-------- Data supplied

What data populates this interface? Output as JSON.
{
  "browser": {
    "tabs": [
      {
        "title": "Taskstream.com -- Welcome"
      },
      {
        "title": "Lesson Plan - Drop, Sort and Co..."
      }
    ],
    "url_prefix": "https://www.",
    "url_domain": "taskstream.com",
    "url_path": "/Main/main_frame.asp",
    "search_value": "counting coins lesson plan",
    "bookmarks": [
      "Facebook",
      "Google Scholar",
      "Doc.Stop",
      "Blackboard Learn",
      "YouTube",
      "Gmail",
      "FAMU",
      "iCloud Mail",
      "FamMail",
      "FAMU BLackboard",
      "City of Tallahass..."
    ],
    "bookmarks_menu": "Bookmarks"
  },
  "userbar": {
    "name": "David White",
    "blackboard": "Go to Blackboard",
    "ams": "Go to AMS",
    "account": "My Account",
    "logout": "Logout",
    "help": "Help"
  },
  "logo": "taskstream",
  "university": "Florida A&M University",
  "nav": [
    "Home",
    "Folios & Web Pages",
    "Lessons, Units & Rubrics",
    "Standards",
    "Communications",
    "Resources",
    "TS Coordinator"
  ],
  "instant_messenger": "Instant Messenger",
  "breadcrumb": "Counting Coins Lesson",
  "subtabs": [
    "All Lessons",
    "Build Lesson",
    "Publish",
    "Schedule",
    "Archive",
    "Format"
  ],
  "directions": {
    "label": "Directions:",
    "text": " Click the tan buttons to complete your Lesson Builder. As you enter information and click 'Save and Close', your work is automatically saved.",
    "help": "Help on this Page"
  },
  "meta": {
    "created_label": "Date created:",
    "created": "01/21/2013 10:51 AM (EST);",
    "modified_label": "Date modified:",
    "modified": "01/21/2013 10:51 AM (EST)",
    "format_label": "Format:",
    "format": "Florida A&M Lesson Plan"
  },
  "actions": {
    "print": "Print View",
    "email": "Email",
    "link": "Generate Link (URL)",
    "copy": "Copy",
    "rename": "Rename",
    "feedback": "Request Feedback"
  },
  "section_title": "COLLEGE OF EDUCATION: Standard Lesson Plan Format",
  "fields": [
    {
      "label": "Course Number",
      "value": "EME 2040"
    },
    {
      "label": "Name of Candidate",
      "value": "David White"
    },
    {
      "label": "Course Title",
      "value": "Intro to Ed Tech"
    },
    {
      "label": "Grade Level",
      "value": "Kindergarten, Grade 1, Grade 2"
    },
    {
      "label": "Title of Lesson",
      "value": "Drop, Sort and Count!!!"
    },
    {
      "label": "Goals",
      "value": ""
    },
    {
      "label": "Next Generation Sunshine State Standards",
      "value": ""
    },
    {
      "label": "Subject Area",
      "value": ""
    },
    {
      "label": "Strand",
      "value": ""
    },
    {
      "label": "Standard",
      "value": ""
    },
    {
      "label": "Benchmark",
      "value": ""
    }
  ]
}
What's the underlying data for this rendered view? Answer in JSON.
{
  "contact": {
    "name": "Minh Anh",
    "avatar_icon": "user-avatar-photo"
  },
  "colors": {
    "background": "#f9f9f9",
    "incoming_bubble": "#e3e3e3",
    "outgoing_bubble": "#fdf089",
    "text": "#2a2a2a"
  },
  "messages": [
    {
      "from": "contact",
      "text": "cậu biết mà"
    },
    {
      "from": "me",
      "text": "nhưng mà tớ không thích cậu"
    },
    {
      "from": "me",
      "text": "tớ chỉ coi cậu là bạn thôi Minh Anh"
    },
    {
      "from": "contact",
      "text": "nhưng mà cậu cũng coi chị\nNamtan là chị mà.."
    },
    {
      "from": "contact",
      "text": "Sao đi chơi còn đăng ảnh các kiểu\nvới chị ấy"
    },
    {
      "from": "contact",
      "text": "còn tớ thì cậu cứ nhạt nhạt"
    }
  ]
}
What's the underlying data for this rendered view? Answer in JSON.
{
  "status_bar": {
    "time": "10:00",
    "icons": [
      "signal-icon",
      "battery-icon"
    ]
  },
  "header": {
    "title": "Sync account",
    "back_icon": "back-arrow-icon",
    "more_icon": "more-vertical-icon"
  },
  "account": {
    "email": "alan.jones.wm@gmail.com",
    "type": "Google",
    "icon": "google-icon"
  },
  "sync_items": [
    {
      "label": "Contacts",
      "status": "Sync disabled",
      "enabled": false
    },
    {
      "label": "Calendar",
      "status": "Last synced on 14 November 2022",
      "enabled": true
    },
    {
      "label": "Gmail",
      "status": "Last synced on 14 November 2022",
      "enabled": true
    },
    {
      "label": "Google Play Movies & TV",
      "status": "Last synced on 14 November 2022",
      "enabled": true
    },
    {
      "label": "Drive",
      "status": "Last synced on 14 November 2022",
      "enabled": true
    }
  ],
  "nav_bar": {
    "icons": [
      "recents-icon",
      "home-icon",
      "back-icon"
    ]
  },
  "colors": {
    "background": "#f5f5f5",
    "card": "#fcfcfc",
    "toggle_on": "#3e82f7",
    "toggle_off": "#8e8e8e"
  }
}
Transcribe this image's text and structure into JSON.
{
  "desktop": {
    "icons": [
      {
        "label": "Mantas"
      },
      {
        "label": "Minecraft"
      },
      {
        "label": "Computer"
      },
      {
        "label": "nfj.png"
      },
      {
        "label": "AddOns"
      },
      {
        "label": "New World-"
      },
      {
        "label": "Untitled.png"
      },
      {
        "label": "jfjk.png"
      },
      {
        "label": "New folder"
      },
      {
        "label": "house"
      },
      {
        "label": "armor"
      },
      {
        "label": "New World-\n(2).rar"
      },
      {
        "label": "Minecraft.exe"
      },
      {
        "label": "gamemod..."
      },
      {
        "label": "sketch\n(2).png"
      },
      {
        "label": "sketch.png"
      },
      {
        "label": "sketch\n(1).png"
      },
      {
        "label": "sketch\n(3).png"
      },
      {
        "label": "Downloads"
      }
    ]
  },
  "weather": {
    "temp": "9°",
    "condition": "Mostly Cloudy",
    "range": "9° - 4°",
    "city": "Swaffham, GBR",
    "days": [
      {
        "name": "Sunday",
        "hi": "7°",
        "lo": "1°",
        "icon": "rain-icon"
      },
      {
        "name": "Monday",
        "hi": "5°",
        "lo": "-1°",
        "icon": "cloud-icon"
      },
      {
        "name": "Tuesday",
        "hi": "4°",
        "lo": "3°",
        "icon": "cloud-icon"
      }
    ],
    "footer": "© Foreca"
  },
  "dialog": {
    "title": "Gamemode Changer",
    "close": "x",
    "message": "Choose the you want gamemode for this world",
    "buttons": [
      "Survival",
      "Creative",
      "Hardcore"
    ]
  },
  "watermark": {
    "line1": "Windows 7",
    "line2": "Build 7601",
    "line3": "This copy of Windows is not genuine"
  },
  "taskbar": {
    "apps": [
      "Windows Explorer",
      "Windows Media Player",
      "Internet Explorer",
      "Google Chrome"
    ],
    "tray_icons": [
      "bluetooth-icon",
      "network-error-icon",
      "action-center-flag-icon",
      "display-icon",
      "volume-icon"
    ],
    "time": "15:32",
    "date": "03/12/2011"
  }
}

----------------

* Work to be completed
Give the number of lines in the listing above that contain "JSON", and nothing else.

* Finished answer
4